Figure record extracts
......

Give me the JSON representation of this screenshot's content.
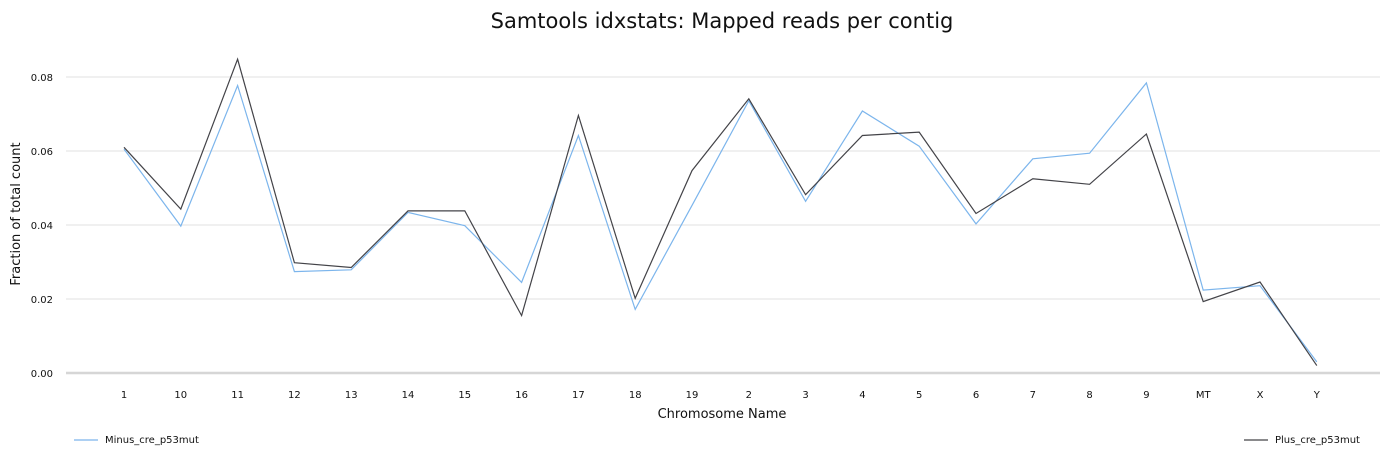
{
  "chart_data": {
    "type": "line",
    "title": "Samtools idxstats: Mapped reads per contig",
    "xlabel": "Chromosome Name",
    "ylabel": "Fraction of total count",
    "categories": [
      "1",
      "10",
      "11",
      "12",
      "13",
      "14",
      "15",
      "16",
      "17",
      "18",
      "19",
      "2",
      "3",
      "4",
      "5",
      "6",
      "7",
      "8",
      "9",
      "MT",
      "X",
      "Y"
    ],
    "ylim": [
      0,
      0.09
    ],
    "yticks": [
      "0.00",
      "0.02",
      "0.04",
      "0.06",
      "0.08"
    ],
    "grid": true,
    "legend_placement": "bottom",
    "series": [
      {
        "name": "Minus_cre_p53mut",
        "color": "#7cb5ec",
        "values": [
          0.0605,
          0.0397,
          0.0777,
          0.0274,
          0.0279,
          0.0434,
          0.0398,
          0.0245,
          0.0642,
          0.0172,
          0.0453,
          0.0736,
          0.0464,
          0.0708,
          0.0613,
          0.0403,
          0.0579,
          0.0594,
          0.0784,
          0.0224,
          0.0236,
          0.003
        ]
      },
      {
        "name": "Plus_cre_p53mut",
        "color": "#434348",
        "values": [
          0.061,
          0.0443,
          0.0848,
          0.0298,
          0.0285,
          0.0438,
          0.0438,
          0.0155,
          0.0696,
          0.0202,
          0.0547,
          0.0741,
          0.0482,
          0.0642,
          0.0651,
          0.0431,
          0.0525,
          0.051,
          0.0646,
          0.0193,
          0.0246,
          0.002
        ]
      }
    ]
  }
}
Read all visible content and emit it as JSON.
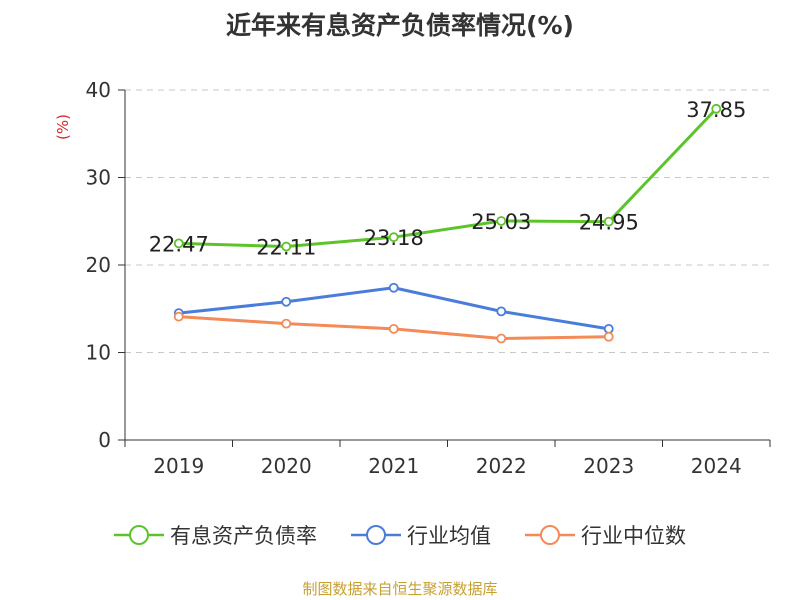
{
  "title": "近年来有息资产负债率情况(%)",
  "source": "制图数据来自恒生聚源数据库",
  "chart_data": {
    "type": "line",
    "title": "近年来有息资产负债率情况(%)",
    "ylabel": "(%)",
    "xlabel": "",
    "categories": [
      "2019",
      "2020",
      "2021",
      "2022",
      "2023",
      "2024"
    ],
    "ylim": [
      0,
      40
    ],
    "yticks": [
      0,
      10,
      20,
      30,
      40
    ],
    "grid": true,
    "legend_position": "bottom",
    "series": [
      {
        "name": "有息资产负债率",
        "color": "#5cc42a",
        "show_labels": true,
        "labels": [
          "22.47",
          "22.11",
          "23.18",
          "25.03",
          "24.95",
          "37.85"
        ],
        "values": [
          22.47,
          22.11,
          23.18,
          25.03,
          24.95,
          37.85
        ]
      },
      {
        "name": "行业均值",
        "color": "#4a7ddb",
        "show_labels": false,
        "values": [
          14.5,
          15.8,
          17.4,
          14.7,
          12.7,
          null
        ]
      },
      {
        "name": "行业中位数",
        "color": "#f38a57",
        "show_labels": false,
        "values": [
          14.1,
          13.3,
          12.7,
          11.6,
          11.8,
          null
        ]
      }
    ]
  }
}
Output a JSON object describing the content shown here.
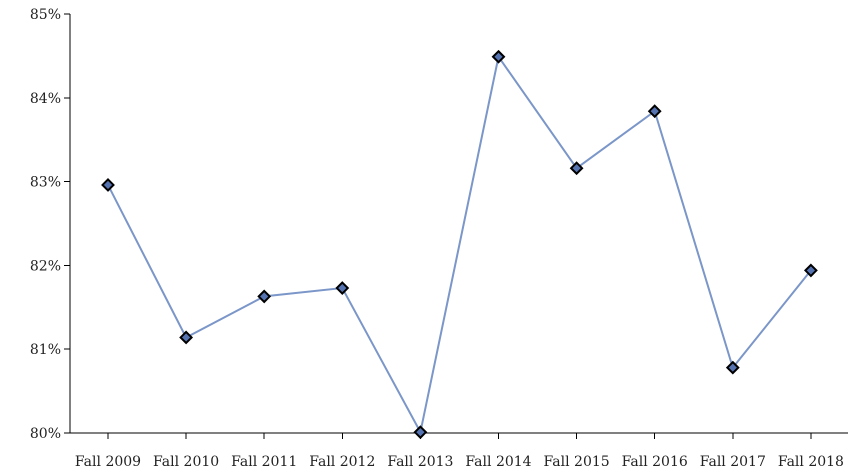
{
  "chart_data": {
    "type": "line",
    "title": "",
    "xlabel": "",
    "ylabel": "",
    "categories": [
      "Fall 2009",
      "Fall 2010",
      "Fall 2011",
      "Fall 2012",
      "Fall 2013",
      "Fall 2014",
      "Fall 2015",
      "Fall 2016",
      "Fall 2017",
      "Fall 2018"
    ],
    "series": [
      {
        "values": [
          82.96,
          81.14,
          81.63,
          81.73,
          80.01,
          84.49,
          83.16,
          83.84,
          80.78,
          81.94
        ],
        "line_color": "#7b96c8",
        "marker": "diamond",
        "marker_fill": "#5573b0",
        "marker_edge": "#000000"
      }
    ],
    "ylim": [
      80,
      85
    ],
    "y_ticks": [
      80,
      81,
      82,
      83,
      84,
      85
    ],
    "y_tick_labels": [
      "80%",
      "81%",
      "82%",
      "83%",
      "84%",
      "85%"
    ],
    "grid": false,
    "legend": "none"
  }
}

......

## The problem
Take the lines from the one containing "Output a JSON" through the final line of the listing above and print them exactly, including both ends but no pictures.

## Expected answer
Output a JSON object describing the content shown here.
{
  "chart_data": {
    "type": "line",
    "title": "",
    "xlabel": "",
    "ylabel": "",
    "categories": [
      "Fall 2009",
      "Fall 2010",
      "Fall 2011",
      "Fall 2012",
      "Fall 2013",
      "Fall 2014",
      "Fall 2015",
      "Fall 2016",
      "Fall 2017",
      "Fall 2018"
    ],
    "series": [
      {
        "values": [
          82.96,
          81.14,
          81.63,
          81.73,
          80.01,
          84.49,
          83.16,
          83.84,
          80.78,
          81.94
        ],
        "line_color": "#7b96c8",
        "marker": "diamond",
        "marker_fill": "#5573b0",
        "marker_edge": "#000000"
      }
    ],
    "ylim": [
      80,
      85
    ],
    "y_ticks": [
      80,
      81,
      82,
      83,
      84,
      85
    ],
    "y_tick_labels": [
      "80%",
      "81%",
      "82%",
      "83%",
      "84%",
      "85%"
    ],
    "grid": false,
    "legend": "none"
  }
}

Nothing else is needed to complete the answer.